▶ ENTRIES
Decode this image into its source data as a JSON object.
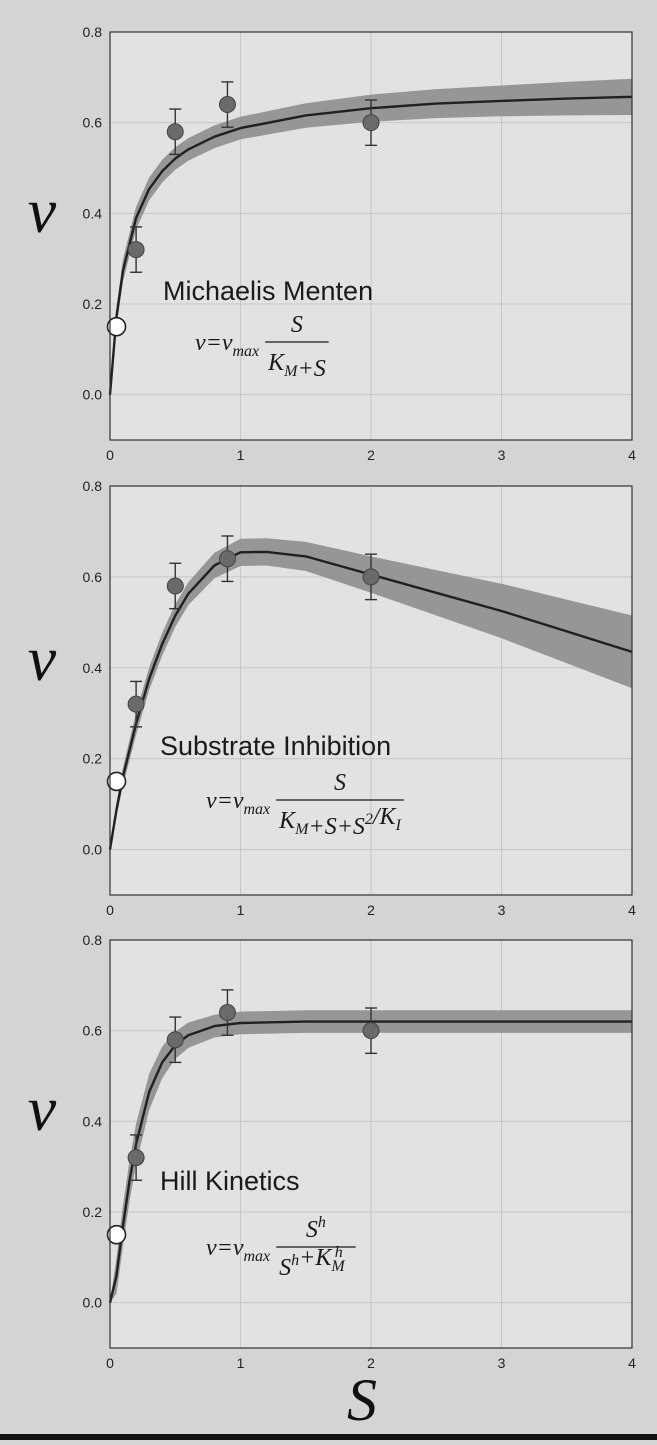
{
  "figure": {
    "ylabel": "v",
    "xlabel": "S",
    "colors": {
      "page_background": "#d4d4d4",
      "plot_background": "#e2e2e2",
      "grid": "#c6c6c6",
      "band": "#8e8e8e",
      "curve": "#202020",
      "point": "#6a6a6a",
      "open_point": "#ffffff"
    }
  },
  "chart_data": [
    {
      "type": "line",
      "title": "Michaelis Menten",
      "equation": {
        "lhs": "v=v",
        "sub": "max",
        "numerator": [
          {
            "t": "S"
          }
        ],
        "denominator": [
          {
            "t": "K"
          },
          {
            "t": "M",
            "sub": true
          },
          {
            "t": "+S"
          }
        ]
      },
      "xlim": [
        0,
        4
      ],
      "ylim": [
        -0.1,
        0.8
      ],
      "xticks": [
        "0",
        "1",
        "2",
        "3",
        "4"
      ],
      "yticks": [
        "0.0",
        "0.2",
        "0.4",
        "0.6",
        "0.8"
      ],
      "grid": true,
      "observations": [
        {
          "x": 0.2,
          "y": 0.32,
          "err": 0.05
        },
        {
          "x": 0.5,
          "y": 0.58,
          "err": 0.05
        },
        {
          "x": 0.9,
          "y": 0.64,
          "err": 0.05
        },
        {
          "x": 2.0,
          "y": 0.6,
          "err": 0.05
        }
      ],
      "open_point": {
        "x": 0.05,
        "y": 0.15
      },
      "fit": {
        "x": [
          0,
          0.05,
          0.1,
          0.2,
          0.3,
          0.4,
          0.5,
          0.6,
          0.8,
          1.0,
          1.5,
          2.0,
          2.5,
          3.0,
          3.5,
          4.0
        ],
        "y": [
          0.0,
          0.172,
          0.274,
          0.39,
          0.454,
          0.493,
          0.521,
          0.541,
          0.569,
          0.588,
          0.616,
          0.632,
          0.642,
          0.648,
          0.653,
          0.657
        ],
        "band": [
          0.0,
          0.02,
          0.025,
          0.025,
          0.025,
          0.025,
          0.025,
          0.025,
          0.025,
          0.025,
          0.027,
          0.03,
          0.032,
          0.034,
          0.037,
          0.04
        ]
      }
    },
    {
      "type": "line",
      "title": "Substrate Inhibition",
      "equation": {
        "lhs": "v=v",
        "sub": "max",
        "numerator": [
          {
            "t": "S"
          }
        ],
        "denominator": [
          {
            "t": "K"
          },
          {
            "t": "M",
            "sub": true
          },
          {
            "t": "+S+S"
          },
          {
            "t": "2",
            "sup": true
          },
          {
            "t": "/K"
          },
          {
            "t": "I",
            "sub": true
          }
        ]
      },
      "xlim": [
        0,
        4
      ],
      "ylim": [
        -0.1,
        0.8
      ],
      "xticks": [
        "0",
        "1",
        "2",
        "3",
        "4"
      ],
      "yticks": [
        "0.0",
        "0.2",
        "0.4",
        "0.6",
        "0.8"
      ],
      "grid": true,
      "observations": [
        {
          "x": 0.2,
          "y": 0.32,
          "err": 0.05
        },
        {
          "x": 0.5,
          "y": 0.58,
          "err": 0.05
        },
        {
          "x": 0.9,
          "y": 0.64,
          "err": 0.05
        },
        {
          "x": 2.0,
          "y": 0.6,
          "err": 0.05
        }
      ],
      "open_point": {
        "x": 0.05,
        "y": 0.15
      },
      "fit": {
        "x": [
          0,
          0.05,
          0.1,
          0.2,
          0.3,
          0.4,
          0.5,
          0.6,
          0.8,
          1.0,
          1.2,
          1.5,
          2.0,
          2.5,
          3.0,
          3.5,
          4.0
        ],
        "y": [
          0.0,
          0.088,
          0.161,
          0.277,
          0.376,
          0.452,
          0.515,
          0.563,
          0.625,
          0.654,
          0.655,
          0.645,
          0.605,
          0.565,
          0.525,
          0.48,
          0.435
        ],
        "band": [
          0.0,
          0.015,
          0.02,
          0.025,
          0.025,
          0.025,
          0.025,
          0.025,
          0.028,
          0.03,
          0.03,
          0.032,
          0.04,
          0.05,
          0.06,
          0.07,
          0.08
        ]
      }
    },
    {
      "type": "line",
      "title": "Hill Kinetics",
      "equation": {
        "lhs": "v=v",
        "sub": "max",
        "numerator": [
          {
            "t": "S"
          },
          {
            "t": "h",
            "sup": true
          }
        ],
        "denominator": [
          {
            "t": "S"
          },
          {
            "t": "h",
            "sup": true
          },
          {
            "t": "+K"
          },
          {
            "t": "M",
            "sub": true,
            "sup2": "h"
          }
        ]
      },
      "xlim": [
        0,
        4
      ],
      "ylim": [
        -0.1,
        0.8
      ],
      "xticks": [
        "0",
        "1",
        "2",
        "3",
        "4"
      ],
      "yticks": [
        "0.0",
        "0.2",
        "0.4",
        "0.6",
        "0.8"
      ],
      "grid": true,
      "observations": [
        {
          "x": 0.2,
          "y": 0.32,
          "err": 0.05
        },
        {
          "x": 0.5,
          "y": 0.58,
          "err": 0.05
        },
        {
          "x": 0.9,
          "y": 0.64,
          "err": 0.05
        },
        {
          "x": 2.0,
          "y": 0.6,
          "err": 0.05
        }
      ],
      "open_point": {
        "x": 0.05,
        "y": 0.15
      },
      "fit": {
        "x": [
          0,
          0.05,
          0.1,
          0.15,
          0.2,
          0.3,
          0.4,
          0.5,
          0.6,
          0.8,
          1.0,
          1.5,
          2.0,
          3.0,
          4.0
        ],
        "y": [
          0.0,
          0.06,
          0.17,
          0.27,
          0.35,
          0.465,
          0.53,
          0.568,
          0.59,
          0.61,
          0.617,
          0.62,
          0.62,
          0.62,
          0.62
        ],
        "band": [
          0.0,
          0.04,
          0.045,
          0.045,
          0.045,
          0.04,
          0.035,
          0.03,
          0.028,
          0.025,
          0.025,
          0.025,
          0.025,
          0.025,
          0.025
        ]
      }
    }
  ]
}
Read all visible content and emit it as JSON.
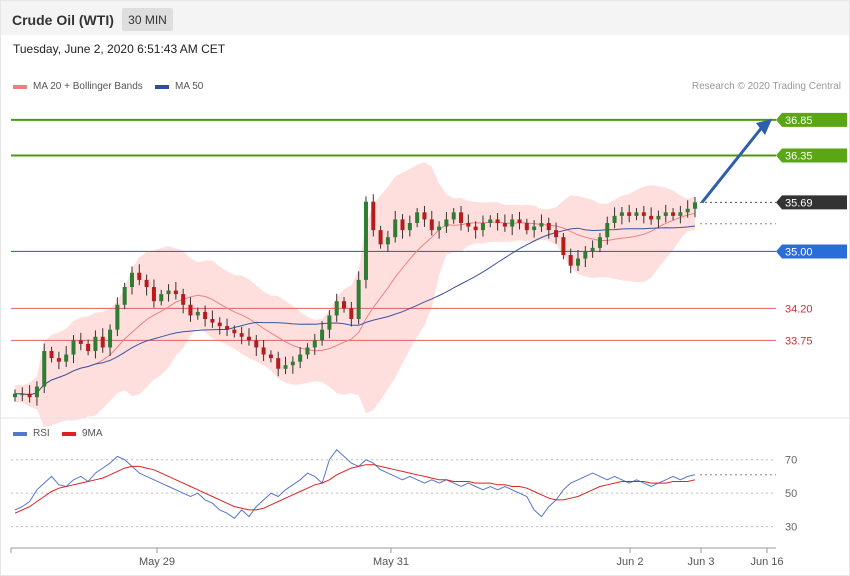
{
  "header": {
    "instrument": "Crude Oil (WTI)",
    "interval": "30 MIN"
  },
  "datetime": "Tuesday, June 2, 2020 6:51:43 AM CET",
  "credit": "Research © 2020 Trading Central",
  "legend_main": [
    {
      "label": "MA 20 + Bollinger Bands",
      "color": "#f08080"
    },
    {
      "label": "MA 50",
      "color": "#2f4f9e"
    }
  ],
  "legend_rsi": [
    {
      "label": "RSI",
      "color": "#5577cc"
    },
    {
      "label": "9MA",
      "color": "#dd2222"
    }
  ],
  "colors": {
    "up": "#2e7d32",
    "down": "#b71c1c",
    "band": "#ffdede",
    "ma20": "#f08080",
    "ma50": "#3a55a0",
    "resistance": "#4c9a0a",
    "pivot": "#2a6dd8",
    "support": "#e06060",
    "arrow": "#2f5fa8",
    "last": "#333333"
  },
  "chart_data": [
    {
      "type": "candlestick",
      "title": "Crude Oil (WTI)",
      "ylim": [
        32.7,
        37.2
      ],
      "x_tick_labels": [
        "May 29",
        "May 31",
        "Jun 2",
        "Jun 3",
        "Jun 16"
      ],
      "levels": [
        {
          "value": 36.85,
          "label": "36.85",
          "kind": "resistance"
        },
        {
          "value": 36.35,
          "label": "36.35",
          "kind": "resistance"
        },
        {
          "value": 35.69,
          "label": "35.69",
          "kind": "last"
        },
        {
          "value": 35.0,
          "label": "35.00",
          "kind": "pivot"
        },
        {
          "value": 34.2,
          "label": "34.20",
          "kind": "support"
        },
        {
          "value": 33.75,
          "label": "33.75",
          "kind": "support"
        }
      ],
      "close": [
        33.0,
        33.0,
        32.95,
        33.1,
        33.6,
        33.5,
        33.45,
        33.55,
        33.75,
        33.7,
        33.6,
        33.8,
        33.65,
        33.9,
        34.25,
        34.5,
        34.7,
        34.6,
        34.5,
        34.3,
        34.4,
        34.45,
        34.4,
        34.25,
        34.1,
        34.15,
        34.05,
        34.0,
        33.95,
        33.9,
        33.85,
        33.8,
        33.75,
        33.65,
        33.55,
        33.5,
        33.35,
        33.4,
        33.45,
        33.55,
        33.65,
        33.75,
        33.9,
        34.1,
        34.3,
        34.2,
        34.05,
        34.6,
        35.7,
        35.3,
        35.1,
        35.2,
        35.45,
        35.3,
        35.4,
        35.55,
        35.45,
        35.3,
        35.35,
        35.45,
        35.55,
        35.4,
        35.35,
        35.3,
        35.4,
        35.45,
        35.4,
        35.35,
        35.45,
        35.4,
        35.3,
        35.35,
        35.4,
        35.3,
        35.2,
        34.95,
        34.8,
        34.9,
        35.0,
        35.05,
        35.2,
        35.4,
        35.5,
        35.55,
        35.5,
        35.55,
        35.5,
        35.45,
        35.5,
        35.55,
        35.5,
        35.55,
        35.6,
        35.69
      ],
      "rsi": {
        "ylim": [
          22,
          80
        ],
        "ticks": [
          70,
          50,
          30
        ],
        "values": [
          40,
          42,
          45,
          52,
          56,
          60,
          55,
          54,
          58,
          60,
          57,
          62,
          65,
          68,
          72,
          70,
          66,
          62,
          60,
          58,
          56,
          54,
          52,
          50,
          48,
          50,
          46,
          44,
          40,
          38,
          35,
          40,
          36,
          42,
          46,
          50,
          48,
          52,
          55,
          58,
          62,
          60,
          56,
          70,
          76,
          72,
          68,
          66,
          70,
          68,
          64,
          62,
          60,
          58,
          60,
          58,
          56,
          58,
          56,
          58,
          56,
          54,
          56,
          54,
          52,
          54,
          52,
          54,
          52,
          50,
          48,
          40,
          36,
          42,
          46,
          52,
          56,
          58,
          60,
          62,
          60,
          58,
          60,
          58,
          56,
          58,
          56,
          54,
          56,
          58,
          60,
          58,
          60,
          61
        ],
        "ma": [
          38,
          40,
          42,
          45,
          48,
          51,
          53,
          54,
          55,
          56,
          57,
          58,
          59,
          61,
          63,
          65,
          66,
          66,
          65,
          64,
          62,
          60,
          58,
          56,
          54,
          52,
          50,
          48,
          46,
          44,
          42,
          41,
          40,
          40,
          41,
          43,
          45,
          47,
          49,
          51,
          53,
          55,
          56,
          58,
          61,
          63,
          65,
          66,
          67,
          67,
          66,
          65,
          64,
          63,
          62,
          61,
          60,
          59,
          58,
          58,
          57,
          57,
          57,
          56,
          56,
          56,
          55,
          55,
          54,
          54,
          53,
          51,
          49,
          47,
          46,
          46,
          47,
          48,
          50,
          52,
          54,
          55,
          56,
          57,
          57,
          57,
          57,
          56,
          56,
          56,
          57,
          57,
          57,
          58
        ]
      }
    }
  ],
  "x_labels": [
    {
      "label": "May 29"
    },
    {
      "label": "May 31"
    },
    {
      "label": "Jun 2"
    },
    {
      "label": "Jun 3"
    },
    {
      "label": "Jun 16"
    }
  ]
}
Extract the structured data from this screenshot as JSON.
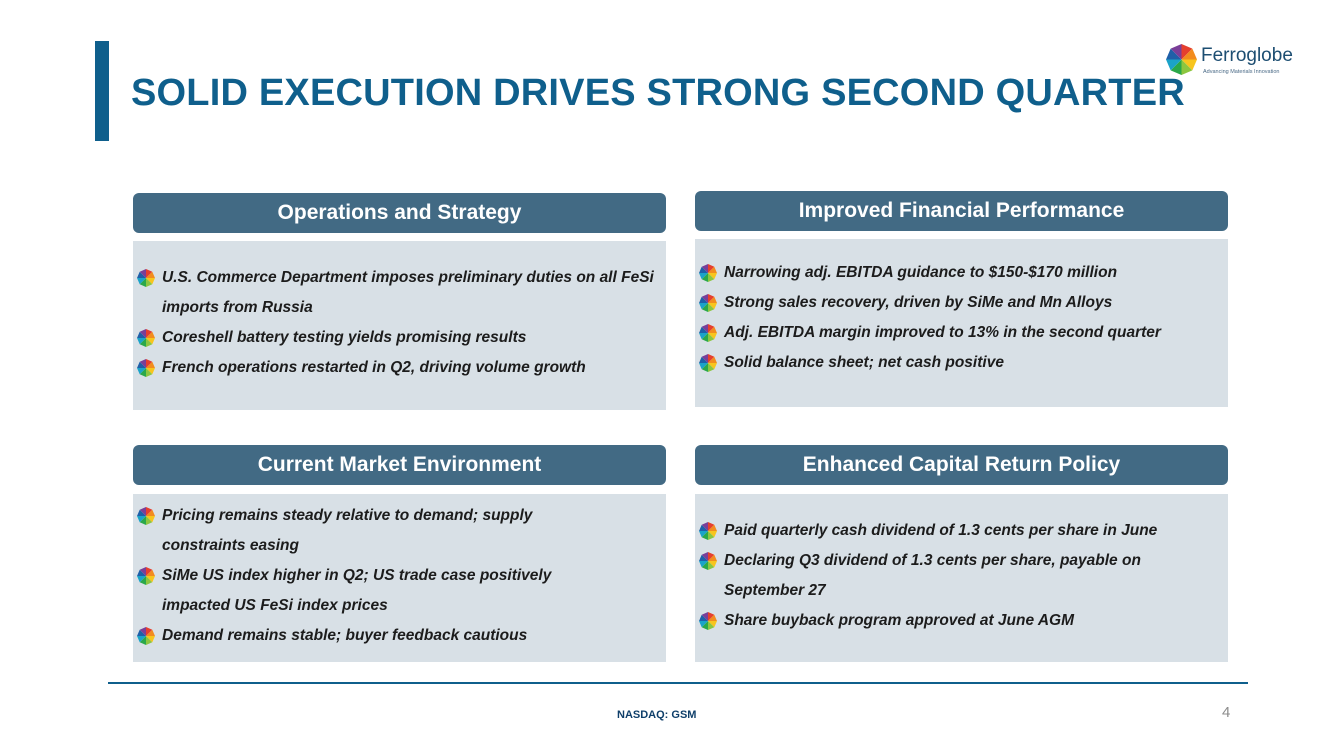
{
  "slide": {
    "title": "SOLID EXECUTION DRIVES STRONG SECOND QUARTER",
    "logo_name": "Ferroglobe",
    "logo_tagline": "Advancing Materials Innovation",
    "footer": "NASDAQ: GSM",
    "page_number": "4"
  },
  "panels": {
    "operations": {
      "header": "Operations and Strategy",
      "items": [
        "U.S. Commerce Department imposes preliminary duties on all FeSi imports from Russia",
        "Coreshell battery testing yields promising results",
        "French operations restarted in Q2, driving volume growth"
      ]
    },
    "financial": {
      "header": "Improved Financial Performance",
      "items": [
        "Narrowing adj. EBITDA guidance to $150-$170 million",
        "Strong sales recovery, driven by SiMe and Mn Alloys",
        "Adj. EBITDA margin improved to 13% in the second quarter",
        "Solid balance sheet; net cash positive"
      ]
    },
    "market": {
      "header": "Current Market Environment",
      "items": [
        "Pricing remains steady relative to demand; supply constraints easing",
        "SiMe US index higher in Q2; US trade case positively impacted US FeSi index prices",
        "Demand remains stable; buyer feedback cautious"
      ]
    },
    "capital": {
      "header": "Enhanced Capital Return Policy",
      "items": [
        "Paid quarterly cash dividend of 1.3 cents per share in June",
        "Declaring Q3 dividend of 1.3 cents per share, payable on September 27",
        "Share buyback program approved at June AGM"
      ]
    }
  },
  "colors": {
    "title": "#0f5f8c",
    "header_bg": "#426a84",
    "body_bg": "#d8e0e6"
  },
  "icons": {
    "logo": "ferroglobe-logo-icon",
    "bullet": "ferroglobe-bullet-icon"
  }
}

▶ TASK DETAILS
Read the entries above, then pull out the lines that include "FeSi".

▶ SOLUTION FOR THIS TASK
        "U.S. Commerce Department imposes preliminary duties on all FeSi imports from Russia",
        "SiMe US index higher in Q2; US trade case positively impacted US FeSi index prices",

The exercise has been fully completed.